[Figure dataset records]
--- START ---
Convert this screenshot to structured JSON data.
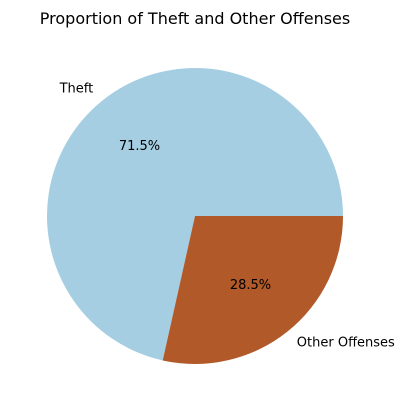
{
  "chart_data": {
    "type": "pie",
    "title": "Proportion of Theft and Other Offenses",
    "slices": [
      {
        "label": "Theft",
        "value": 71.5,
        "pct_label": "71.5%",
        "color": "#a6cee3"
      },
      {
        "label": "Other Offenses",
        "value": 28.5,
        "pct_label": "28.5%",
        "color": "#b15928"
      }
    ],
    "start_angle_deg": 0,
    "direction": "counterclockwise",
    "legend": "none"
  }
}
--- END ---
_REQUIREMENTS_
Give only the count of lines in which the string "Offenses" appears.

_THE RESPONSE_
2